> _Input for this task_

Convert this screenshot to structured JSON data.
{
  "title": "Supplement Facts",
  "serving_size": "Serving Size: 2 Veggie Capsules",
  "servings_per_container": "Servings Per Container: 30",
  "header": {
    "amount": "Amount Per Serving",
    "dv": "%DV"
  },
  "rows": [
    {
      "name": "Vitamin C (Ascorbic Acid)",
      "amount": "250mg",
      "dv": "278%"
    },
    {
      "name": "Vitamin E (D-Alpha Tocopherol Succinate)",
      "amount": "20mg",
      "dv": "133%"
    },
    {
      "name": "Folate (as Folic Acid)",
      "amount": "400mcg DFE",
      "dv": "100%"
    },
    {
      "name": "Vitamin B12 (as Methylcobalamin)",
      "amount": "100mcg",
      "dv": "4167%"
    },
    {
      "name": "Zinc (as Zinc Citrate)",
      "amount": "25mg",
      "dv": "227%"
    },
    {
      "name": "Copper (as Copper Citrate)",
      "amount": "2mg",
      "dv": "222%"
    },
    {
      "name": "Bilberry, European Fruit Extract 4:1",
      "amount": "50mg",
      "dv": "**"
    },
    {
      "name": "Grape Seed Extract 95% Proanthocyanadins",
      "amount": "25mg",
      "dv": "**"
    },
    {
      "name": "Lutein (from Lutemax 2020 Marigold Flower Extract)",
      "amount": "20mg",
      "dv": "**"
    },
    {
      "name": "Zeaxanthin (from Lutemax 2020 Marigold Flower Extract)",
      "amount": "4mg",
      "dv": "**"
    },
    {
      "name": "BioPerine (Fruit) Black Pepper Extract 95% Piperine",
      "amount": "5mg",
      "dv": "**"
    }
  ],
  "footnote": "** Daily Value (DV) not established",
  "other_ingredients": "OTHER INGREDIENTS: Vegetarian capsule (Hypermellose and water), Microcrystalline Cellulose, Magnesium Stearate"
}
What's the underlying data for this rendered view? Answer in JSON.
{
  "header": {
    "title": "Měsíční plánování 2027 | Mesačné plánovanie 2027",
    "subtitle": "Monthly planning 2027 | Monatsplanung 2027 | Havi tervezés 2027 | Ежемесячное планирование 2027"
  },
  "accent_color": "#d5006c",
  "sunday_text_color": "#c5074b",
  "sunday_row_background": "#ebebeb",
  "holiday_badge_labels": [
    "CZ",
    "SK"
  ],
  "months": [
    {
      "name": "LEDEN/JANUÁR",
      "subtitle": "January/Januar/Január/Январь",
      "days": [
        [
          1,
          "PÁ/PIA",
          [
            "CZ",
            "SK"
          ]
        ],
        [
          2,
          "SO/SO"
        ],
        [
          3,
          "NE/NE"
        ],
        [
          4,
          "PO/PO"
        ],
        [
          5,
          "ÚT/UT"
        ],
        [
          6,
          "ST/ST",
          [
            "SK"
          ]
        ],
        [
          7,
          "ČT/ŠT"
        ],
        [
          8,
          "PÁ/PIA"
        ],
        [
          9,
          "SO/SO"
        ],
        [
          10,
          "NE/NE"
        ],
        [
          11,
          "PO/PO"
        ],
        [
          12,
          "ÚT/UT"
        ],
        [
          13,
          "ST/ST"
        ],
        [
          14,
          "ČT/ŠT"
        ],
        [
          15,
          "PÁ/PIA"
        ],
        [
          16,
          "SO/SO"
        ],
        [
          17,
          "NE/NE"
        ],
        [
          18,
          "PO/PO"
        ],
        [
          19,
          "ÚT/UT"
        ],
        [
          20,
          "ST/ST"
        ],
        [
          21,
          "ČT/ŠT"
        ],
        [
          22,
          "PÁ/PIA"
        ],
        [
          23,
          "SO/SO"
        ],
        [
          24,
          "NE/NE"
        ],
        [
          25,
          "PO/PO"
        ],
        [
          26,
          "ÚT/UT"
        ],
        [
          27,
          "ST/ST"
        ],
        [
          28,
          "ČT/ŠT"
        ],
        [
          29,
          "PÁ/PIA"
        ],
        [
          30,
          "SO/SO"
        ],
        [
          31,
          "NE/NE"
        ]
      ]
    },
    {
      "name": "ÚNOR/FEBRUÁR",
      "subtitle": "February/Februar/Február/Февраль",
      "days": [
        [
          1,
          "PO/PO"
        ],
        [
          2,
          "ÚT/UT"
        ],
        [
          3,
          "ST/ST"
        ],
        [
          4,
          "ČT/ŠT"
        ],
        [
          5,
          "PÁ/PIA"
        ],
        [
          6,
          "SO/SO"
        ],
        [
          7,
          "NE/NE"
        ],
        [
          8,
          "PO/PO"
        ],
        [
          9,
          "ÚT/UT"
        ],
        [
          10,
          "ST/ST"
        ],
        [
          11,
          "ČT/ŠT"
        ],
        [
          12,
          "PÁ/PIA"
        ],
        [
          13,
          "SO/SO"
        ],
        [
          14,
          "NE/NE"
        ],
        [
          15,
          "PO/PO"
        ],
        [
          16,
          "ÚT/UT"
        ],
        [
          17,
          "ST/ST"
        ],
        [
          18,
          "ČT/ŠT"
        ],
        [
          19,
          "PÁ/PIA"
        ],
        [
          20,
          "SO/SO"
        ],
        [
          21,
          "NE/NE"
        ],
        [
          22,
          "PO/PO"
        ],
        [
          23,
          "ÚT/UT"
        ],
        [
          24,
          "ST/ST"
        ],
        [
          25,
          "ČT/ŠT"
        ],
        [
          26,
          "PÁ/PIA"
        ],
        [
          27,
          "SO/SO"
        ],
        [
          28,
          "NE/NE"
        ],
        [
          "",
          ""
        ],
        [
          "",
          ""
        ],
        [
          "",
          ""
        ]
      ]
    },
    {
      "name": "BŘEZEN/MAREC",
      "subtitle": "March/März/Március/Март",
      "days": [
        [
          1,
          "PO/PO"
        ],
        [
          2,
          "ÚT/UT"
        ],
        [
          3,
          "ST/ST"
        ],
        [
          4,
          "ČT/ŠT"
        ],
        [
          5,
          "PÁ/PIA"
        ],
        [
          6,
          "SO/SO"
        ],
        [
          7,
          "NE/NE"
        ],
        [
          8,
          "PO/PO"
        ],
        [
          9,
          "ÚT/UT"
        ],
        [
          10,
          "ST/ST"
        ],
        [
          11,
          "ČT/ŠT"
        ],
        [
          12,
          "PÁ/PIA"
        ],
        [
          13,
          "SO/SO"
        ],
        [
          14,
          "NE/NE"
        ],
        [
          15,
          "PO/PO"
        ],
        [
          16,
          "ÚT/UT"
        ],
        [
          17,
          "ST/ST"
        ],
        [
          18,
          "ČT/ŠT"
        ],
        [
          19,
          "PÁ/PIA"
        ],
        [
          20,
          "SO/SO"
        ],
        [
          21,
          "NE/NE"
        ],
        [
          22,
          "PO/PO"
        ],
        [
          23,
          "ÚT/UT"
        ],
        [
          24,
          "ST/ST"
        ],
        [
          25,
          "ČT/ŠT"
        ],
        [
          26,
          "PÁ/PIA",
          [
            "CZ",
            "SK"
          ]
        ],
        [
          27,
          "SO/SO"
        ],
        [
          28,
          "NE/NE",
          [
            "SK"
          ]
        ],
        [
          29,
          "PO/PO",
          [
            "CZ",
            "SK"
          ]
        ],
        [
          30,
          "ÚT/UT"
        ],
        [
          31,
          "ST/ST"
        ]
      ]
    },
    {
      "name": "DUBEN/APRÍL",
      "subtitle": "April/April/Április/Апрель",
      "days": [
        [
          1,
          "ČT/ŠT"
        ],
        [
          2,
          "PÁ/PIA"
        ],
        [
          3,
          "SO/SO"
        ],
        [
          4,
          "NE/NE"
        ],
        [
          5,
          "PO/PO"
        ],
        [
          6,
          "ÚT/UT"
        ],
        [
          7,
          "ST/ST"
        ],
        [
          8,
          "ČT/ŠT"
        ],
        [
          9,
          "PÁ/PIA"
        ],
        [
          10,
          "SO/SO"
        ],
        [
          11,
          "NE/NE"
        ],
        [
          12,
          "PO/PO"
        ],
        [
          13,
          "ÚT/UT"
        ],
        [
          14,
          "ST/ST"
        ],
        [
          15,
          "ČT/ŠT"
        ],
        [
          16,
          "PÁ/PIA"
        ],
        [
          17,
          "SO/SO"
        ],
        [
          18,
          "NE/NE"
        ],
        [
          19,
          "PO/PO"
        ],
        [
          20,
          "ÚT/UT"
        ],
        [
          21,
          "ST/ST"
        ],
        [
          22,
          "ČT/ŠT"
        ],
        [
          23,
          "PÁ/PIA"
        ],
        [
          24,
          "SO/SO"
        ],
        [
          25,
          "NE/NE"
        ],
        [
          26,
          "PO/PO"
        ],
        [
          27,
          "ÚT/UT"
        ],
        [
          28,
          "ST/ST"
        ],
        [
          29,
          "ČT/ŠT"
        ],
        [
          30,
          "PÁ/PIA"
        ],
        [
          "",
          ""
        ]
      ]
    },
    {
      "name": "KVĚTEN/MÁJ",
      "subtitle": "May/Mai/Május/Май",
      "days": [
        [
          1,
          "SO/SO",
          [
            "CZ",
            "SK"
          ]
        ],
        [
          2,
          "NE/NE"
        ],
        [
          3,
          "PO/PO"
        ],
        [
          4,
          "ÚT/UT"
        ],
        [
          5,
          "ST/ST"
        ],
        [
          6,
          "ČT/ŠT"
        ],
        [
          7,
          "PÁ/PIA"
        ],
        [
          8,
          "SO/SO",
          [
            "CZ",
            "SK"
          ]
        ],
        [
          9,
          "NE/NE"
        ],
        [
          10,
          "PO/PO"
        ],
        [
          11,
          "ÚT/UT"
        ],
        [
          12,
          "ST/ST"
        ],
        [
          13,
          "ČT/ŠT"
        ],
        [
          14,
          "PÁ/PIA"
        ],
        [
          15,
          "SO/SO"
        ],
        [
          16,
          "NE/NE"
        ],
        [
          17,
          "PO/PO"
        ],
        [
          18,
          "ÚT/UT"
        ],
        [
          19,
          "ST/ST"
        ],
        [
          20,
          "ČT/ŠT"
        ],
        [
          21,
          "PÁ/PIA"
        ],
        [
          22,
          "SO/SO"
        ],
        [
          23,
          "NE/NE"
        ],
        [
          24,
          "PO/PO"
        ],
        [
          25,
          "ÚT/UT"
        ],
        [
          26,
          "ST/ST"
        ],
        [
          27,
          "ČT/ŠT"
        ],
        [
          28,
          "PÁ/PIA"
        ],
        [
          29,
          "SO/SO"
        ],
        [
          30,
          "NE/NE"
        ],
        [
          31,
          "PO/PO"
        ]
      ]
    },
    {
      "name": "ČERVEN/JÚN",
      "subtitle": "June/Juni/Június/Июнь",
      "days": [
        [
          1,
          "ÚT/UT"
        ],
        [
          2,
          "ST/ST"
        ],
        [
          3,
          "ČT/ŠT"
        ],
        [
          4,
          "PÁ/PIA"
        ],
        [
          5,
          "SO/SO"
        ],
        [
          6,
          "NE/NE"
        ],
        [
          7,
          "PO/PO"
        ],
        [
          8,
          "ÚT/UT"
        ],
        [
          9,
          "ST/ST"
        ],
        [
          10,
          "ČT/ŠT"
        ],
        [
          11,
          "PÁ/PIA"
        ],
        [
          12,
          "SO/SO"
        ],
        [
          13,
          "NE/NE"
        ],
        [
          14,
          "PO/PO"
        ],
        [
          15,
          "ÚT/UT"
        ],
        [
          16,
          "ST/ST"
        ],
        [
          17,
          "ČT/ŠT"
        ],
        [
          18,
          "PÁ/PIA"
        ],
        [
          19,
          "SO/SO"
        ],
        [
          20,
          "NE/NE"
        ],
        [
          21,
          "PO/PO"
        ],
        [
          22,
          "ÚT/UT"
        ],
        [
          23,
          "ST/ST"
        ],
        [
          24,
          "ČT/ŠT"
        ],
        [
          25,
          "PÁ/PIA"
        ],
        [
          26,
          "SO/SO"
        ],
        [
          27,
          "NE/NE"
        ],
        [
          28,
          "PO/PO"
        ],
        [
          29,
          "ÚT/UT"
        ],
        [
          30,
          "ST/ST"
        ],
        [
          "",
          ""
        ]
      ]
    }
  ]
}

> _Exercise objective_
Where a line of the entries contains the word "data", copy that line.

> _Solution to the problem_
Convert this screenshot to structured JSON data.
What's the underlying data for this rendered view? Answer in JSON.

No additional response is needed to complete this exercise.